* Records to process

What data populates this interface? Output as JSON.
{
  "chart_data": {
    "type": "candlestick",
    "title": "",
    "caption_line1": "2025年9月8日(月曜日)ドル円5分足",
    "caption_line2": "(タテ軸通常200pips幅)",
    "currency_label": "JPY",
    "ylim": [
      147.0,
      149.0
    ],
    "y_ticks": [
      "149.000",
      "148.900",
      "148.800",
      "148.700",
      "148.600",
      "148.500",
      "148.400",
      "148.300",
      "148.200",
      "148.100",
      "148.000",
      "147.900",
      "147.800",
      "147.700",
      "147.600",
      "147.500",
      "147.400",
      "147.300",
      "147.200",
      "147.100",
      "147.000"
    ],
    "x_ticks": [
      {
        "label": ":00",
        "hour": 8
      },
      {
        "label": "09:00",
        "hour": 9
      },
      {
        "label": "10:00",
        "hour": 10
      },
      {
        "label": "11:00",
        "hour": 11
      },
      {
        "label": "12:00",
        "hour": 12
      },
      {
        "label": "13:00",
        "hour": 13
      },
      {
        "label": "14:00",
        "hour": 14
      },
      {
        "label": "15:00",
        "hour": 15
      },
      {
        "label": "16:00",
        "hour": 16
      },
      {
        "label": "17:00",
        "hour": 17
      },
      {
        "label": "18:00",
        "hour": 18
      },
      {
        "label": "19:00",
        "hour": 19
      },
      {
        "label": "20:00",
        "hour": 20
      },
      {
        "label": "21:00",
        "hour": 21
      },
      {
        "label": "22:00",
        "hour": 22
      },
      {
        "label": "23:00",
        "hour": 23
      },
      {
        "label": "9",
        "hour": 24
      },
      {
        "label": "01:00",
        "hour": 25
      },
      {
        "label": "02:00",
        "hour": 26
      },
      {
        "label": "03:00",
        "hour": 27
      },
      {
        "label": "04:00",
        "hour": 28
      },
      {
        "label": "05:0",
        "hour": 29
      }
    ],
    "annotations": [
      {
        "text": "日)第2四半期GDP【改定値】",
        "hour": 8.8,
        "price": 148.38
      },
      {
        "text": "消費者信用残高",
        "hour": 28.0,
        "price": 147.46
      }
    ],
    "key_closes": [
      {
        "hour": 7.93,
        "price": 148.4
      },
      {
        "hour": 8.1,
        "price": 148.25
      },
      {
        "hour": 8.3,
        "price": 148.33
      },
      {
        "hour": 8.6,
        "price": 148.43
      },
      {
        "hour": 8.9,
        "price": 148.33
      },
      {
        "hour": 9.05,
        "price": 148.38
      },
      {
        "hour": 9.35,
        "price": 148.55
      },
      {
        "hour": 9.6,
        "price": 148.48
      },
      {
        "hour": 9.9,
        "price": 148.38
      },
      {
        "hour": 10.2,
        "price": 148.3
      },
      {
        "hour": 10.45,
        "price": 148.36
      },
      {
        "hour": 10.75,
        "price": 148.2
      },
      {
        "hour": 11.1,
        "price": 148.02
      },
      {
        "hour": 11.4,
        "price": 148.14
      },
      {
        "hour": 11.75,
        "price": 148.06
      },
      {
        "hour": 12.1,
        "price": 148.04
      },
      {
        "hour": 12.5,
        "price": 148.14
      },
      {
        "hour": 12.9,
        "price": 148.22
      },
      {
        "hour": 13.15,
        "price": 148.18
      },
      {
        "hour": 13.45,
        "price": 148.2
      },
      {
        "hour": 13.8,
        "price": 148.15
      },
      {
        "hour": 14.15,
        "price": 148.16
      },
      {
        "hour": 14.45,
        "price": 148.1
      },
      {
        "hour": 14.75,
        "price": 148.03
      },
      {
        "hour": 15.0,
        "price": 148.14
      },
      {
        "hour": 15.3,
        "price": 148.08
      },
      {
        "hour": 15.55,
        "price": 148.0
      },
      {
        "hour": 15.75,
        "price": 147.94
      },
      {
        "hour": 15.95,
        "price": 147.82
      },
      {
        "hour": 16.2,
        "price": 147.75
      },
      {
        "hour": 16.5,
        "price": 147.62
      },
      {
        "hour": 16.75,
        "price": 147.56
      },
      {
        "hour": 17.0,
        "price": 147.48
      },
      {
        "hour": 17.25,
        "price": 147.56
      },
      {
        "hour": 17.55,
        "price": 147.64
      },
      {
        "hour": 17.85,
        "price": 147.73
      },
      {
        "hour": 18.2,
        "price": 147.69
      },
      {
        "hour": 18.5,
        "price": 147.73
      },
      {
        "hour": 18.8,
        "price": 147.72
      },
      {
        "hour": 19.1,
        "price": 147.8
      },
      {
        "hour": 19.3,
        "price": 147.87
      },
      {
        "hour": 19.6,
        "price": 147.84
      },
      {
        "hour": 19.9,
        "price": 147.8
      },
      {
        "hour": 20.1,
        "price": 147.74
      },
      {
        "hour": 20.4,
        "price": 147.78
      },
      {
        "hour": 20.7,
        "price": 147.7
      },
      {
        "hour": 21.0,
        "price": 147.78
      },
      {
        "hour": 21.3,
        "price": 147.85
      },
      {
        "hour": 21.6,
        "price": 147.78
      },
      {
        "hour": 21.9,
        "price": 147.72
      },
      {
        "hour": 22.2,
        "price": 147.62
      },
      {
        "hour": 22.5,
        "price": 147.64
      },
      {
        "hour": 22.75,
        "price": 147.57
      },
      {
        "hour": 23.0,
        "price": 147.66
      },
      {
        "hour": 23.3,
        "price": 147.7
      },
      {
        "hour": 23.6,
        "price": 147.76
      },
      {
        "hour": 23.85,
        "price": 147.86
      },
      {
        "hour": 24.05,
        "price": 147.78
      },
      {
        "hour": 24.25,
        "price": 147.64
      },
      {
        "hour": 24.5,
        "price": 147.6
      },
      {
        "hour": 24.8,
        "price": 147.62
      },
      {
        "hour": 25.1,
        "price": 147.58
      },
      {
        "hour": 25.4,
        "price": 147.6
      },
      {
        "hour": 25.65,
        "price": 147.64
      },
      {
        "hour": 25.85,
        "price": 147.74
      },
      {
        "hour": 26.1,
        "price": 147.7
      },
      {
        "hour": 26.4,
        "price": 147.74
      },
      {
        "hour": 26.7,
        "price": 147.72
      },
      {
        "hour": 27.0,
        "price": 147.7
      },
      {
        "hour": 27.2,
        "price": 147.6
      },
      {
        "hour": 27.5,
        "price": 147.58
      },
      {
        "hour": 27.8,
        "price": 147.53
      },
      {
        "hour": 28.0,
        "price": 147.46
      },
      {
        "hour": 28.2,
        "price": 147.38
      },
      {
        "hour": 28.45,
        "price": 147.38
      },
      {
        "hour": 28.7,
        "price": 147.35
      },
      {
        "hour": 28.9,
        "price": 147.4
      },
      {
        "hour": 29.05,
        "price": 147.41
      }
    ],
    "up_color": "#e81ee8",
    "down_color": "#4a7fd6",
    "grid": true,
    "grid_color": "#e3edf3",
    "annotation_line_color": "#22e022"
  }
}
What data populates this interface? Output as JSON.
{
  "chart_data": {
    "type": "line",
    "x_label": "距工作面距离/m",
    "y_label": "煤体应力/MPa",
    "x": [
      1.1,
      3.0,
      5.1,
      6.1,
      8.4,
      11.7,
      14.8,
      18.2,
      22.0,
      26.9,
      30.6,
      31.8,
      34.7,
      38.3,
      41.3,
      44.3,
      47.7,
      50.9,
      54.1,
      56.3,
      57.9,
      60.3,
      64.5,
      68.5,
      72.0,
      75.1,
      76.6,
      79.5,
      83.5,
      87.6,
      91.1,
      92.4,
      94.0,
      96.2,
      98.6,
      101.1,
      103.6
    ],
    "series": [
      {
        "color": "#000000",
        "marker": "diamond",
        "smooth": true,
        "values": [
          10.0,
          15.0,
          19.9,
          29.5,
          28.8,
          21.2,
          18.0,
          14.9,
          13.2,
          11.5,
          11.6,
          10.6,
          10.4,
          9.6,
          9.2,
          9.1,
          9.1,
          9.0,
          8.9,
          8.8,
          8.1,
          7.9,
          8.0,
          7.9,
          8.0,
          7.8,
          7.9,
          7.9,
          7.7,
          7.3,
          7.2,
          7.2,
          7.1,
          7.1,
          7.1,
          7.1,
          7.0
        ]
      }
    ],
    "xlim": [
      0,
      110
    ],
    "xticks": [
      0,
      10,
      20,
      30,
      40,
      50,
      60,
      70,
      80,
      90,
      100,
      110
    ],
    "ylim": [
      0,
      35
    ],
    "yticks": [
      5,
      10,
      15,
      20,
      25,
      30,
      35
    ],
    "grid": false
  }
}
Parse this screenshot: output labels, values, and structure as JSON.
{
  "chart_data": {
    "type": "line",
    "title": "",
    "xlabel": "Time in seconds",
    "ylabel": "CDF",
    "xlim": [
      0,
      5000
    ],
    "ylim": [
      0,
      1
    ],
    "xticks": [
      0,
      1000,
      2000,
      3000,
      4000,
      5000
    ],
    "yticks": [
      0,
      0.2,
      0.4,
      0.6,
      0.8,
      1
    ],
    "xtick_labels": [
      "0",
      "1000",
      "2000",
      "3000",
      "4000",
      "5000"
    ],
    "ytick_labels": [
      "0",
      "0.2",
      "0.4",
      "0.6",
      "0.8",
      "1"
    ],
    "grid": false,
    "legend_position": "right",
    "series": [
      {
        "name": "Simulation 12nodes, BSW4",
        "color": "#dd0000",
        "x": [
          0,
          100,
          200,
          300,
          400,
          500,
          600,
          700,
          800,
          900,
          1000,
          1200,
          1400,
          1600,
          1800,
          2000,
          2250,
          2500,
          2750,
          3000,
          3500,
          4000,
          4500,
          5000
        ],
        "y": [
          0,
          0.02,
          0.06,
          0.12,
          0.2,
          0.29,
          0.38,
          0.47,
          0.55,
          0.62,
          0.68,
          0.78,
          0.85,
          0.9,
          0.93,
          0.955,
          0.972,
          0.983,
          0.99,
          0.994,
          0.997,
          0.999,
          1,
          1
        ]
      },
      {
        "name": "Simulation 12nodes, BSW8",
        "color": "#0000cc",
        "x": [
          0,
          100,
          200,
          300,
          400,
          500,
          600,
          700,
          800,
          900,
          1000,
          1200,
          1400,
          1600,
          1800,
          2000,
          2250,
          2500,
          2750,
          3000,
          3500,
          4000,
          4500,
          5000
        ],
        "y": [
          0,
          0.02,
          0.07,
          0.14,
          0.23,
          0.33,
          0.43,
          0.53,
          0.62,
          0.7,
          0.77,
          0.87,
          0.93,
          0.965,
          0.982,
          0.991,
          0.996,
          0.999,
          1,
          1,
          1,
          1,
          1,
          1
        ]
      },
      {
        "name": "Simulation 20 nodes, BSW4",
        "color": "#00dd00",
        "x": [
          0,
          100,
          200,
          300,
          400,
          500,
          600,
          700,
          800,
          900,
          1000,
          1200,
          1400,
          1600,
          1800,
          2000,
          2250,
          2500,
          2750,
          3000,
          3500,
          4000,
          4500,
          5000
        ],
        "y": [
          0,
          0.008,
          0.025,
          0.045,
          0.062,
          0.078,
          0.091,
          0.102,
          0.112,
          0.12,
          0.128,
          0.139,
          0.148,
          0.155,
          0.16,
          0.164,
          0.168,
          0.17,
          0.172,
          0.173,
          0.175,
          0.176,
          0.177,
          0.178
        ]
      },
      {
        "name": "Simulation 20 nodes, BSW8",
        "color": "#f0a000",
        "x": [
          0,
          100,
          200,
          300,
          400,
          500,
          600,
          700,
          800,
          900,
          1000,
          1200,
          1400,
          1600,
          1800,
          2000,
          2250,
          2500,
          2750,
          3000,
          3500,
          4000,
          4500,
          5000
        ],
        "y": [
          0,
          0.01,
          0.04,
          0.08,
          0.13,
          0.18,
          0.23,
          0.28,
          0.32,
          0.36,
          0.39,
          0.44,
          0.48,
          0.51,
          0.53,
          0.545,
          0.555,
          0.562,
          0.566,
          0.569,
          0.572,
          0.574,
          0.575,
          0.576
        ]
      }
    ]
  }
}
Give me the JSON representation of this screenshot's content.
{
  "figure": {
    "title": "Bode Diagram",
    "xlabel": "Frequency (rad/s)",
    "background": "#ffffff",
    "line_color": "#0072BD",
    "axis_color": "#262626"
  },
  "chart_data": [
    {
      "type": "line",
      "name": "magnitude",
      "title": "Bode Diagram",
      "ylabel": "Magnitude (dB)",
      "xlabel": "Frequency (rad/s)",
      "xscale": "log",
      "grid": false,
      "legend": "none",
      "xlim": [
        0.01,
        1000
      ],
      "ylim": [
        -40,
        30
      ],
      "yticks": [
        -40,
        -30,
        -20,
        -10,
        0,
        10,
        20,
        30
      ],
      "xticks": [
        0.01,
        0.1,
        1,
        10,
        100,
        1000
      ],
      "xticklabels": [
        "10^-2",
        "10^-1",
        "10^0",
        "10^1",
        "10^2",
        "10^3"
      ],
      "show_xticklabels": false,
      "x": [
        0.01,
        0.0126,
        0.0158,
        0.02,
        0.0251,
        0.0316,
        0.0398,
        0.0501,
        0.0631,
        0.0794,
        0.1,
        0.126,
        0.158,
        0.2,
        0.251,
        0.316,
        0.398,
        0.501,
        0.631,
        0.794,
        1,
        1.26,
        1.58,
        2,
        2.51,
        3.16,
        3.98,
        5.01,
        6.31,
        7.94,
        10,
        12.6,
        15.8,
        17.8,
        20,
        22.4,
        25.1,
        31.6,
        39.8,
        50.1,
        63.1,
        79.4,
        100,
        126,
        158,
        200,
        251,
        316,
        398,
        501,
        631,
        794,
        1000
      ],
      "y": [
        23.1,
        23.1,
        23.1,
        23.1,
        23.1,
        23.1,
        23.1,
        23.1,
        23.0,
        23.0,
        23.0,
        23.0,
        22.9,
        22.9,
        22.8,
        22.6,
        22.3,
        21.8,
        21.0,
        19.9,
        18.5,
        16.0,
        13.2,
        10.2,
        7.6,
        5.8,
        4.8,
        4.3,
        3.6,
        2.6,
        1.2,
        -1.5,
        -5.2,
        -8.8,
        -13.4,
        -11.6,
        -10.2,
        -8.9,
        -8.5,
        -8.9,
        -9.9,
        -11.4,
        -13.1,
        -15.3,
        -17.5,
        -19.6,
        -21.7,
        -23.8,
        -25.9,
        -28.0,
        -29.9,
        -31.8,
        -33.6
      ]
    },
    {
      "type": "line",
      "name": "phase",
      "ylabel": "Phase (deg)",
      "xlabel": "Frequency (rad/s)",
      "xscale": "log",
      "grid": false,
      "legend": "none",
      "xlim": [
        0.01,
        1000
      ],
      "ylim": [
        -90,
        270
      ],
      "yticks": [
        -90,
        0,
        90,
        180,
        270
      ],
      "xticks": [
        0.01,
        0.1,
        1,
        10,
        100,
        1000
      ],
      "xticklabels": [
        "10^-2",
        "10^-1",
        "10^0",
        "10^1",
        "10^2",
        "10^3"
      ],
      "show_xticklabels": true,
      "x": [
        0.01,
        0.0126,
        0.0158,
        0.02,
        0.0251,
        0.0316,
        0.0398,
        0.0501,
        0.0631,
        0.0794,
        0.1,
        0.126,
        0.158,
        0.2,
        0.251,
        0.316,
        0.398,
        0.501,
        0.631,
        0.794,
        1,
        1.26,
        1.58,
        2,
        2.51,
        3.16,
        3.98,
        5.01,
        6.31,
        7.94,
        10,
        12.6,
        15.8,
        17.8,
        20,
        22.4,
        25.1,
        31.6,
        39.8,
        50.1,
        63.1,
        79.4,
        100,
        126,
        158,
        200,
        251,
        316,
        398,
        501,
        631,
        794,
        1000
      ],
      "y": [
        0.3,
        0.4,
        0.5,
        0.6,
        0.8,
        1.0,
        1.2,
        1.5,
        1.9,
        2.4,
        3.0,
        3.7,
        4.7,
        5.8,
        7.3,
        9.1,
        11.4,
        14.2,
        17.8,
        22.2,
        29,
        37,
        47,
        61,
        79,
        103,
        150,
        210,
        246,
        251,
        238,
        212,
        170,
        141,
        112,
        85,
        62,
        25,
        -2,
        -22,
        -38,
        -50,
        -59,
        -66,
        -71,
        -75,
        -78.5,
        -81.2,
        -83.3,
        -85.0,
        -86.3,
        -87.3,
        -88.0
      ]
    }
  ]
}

* Exercise objective
Please list every line of the records that contains "this".

* Right answer
What data populates this interface? Output as JSON.
What data populates this interface? Output as JSON.
Parse this screenshot: output labels, values, and structure as JSON.
Give me the JSON representation of this screenshot's content.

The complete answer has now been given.